Pull every line holding the string "area" from the records below.

─── Information provided

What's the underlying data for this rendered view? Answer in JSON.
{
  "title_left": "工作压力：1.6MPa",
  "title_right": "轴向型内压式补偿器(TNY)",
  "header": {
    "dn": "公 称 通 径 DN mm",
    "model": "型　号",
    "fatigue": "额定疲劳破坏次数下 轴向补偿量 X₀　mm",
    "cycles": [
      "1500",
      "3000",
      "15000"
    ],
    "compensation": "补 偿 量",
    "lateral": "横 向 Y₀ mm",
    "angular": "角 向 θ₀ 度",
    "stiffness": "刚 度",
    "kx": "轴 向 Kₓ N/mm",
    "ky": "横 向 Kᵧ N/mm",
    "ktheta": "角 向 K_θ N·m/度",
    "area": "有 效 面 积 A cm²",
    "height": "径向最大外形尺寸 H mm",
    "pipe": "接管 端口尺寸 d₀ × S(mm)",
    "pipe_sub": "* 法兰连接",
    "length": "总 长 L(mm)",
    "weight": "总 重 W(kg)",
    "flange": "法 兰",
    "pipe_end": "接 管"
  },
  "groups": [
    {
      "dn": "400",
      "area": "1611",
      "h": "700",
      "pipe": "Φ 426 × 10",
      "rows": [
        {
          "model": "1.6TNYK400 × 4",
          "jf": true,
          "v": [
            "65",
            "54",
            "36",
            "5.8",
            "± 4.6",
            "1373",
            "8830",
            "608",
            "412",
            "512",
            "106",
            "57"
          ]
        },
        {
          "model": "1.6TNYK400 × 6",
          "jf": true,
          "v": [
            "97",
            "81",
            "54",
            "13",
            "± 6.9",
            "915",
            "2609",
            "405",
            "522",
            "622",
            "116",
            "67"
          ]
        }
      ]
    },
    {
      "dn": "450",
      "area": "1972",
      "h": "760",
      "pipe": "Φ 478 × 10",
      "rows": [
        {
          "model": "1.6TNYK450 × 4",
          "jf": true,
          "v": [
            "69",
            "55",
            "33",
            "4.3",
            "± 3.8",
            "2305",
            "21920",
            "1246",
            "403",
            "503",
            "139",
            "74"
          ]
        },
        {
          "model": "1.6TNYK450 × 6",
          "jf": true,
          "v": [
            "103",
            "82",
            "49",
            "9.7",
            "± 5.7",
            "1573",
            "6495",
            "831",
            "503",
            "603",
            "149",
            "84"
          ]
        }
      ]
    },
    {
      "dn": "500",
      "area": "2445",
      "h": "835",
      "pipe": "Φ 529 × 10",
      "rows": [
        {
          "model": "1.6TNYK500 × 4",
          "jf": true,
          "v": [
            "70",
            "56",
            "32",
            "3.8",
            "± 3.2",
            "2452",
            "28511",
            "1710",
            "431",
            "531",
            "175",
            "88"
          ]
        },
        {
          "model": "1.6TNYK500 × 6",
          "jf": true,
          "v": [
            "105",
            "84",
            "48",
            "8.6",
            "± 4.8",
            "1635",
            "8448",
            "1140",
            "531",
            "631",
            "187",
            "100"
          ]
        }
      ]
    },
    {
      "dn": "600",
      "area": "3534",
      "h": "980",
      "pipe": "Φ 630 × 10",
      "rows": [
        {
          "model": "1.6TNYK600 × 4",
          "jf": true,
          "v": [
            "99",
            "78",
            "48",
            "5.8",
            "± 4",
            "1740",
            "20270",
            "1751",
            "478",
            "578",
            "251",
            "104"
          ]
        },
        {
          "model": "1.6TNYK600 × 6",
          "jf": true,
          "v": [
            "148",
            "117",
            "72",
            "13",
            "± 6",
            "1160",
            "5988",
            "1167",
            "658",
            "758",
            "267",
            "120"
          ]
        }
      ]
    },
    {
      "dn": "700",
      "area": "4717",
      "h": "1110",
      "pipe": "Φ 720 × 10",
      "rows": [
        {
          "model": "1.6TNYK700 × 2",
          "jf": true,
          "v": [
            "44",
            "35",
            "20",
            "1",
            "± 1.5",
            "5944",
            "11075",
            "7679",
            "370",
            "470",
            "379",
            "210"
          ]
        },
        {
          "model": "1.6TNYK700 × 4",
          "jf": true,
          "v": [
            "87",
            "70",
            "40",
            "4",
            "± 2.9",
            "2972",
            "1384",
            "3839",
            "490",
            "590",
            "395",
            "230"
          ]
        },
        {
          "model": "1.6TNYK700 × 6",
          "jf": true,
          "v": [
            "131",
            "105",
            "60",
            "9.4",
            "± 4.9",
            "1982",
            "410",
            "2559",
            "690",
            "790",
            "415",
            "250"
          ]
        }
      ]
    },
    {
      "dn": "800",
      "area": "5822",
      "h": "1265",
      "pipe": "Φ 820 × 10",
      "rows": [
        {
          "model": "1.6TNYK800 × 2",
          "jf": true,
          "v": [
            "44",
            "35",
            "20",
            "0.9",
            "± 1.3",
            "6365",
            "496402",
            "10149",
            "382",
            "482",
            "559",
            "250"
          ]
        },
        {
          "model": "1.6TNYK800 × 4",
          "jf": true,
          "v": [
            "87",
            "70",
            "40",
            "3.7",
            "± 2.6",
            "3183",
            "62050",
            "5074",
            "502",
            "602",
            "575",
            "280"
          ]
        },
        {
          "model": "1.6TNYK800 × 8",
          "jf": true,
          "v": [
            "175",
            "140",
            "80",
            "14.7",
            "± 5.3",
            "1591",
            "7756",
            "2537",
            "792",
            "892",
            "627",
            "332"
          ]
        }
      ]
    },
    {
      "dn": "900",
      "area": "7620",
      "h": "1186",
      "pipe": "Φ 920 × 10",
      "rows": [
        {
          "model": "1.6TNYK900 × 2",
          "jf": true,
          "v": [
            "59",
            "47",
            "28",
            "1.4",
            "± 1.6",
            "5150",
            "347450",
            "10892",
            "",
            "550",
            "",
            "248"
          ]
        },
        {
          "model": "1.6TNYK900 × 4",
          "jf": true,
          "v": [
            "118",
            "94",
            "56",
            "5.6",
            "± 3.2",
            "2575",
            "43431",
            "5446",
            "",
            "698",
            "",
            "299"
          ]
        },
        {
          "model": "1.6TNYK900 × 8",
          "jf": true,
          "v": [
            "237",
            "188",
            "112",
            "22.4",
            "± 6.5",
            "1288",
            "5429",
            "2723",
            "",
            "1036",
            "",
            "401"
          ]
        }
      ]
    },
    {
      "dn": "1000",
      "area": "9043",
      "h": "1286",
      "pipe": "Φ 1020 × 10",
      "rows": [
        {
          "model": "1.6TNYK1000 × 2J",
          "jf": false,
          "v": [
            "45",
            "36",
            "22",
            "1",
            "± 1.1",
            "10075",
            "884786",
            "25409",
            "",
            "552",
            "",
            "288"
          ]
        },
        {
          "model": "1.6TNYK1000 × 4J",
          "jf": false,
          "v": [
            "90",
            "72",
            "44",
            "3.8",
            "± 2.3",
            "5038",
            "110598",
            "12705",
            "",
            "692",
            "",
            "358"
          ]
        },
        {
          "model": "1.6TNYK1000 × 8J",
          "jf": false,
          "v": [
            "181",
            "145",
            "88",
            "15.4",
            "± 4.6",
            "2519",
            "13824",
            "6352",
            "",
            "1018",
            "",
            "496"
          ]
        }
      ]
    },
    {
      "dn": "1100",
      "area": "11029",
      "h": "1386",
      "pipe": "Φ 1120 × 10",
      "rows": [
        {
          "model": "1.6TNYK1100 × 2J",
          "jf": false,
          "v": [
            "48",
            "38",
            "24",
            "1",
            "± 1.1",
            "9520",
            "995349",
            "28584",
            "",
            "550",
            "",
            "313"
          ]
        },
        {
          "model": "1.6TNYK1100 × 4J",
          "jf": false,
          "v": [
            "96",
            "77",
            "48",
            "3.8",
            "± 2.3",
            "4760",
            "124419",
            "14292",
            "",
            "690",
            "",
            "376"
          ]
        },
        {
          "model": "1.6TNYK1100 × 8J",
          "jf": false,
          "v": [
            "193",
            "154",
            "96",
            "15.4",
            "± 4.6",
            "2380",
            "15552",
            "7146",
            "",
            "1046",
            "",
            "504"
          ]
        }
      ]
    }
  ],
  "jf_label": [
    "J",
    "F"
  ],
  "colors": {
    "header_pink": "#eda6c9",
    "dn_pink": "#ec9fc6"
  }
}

──────

Expected answer ▸
    "area": "有 效 面 积 A cm²",
      "area": "1611",
      "area": "1972",
      "area": "2445",
      "area": "3534",
      "area": "4717",
      "area": "5822",
      "area": "7620",
      "area": "9043",
      "area": "11029",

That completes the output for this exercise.